§ Required work
Each line below either holds the string "北半球冬季" or doesn't. Count those that do and give only the number.

§ Dataset
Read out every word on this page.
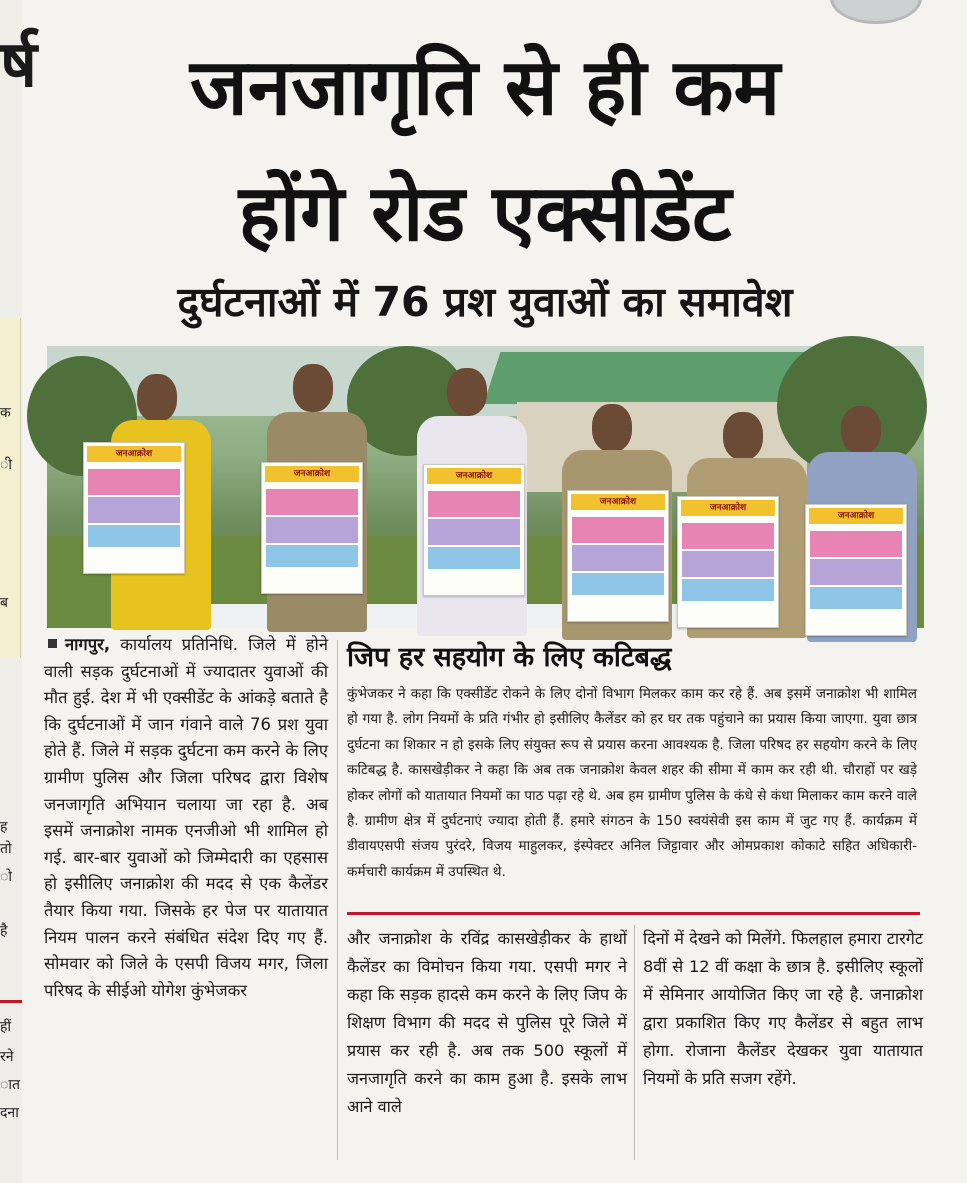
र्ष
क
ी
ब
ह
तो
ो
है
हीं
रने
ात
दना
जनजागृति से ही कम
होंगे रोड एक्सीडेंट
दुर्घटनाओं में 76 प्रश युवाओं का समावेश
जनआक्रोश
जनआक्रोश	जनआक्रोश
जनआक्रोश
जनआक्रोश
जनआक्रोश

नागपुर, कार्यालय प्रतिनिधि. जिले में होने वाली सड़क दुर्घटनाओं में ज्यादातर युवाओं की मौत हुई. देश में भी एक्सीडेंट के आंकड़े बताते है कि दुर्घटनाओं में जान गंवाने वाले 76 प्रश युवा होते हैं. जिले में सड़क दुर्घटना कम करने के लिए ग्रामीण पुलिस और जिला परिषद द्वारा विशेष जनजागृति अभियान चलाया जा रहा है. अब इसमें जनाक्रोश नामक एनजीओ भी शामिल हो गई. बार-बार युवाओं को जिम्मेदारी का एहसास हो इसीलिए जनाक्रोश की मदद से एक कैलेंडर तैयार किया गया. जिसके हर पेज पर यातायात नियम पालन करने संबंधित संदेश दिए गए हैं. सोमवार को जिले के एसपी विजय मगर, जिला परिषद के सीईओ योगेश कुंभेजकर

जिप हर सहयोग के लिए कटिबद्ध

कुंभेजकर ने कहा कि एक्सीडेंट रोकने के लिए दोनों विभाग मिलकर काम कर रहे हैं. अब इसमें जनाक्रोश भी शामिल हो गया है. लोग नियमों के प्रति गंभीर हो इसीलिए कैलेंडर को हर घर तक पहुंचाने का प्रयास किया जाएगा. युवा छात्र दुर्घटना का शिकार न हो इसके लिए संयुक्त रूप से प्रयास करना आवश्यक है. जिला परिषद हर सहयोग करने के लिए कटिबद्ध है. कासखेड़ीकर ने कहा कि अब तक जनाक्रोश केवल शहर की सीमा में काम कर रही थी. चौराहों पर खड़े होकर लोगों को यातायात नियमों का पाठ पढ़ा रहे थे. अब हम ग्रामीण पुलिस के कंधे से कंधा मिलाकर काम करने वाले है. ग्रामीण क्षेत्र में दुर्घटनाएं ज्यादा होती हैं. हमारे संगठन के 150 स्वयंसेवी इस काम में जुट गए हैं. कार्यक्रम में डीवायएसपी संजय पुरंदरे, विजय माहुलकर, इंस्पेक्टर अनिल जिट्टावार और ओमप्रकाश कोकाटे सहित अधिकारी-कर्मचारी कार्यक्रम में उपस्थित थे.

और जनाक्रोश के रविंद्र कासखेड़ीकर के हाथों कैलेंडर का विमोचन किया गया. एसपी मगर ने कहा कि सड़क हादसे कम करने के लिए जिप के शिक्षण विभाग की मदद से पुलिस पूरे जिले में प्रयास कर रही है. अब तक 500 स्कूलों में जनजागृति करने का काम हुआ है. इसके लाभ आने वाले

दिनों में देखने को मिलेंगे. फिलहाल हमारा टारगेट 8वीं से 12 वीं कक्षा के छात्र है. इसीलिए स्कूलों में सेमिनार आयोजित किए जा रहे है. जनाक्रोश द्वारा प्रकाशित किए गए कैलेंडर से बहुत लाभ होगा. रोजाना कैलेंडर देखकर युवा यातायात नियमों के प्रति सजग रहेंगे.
--
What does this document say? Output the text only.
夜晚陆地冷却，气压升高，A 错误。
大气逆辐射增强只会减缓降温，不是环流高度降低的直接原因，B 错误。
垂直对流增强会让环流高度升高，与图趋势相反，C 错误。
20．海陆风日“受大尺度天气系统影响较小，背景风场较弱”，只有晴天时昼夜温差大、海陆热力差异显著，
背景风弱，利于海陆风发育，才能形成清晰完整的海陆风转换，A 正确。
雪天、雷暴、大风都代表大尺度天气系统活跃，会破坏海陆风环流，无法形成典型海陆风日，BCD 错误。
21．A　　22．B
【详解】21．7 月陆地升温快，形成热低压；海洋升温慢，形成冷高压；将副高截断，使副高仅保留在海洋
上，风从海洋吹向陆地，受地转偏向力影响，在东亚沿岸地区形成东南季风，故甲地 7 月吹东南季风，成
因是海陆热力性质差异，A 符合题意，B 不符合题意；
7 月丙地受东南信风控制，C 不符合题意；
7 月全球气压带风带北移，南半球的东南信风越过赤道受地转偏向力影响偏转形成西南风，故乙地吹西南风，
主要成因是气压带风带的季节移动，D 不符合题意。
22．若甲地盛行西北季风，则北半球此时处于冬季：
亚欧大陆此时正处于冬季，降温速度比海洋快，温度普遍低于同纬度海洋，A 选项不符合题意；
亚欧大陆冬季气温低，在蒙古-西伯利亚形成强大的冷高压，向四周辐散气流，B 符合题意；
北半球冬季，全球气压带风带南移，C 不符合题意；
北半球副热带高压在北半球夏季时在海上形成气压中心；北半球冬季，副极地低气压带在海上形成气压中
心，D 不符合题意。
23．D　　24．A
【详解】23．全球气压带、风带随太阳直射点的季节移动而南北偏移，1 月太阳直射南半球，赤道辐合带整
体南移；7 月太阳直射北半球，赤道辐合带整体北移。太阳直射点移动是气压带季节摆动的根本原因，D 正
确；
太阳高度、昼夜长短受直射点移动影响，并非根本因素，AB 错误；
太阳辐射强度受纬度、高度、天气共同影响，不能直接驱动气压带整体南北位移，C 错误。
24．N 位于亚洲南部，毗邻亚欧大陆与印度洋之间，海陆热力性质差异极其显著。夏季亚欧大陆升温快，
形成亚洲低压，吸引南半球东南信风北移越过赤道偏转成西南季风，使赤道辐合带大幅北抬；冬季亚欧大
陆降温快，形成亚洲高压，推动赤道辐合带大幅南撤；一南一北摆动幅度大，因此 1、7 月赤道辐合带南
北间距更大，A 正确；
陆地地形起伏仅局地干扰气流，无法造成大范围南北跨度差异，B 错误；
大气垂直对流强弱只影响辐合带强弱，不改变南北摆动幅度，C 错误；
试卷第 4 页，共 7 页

§ Problem solution
2